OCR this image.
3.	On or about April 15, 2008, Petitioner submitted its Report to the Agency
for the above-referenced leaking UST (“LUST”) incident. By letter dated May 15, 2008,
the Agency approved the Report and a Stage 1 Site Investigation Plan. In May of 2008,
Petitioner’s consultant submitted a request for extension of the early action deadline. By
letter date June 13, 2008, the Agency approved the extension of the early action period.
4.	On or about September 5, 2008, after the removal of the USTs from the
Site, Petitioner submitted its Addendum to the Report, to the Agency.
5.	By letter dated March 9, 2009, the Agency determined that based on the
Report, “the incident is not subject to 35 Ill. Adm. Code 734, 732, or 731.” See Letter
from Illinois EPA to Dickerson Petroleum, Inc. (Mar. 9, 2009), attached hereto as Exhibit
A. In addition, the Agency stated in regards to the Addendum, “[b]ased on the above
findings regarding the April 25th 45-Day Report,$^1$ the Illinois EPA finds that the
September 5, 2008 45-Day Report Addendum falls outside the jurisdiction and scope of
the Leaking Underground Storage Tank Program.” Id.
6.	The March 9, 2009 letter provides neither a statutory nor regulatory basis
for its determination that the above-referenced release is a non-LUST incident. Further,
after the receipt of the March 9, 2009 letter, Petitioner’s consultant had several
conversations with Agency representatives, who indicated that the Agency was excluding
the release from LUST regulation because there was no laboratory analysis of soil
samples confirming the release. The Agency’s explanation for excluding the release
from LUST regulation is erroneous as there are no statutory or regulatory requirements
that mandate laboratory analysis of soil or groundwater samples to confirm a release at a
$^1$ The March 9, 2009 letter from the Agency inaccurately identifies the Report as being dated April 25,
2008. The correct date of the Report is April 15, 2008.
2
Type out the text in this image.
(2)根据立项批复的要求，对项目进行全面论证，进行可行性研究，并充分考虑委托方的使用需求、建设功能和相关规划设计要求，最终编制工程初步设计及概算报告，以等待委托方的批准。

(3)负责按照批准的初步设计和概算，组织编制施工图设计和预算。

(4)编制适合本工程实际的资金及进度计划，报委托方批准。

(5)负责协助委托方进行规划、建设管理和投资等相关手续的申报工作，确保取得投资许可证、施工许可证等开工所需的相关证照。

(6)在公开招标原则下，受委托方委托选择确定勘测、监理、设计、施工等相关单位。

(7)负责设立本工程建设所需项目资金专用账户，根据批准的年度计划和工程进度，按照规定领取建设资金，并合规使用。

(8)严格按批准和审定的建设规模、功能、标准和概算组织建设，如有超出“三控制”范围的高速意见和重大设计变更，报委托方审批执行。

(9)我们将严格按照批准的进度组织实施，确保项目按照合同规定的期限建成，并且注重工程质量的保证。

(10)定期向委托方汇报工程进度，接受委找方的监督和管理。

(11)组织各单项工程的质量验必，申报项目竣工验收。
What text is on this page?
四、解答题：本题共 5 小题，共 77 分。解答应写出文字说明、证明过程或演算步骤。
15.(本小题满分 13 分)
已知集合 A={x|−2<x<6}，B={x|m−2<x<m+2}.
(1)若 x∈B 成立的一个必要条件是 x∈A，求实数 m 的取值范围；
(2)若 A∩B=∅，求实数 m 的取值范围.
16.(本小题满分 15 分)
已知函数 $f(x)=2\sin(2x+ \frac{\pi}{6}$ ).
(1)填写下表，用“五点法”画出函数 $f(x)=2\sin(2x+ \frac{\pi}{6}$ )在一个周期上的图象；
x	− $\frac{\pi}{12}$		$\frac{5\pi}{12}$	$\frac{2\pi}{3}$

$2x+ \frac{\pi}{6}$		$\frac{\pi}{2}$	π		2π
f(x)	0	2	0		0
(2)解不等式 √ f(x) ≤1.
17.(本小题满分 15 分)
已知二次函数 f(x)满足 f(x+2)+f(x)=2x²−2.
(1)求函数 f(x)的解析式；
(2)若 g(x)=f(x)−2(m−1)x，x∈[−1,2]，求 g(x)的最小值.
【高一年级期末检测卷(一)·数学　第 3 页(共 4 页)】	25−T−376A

▶ _Your task_
List every line from the entries above in which "submitted" appears.

▶ _Response for this exercise_
3.	On or about April 15, 2008, Petitioner submitted its Report to the Agency
Petitioner’s consultant submitted a request for extension of the early action deadline. By
Site, Petitioner submitted its Addendum to the Report, to the Agency.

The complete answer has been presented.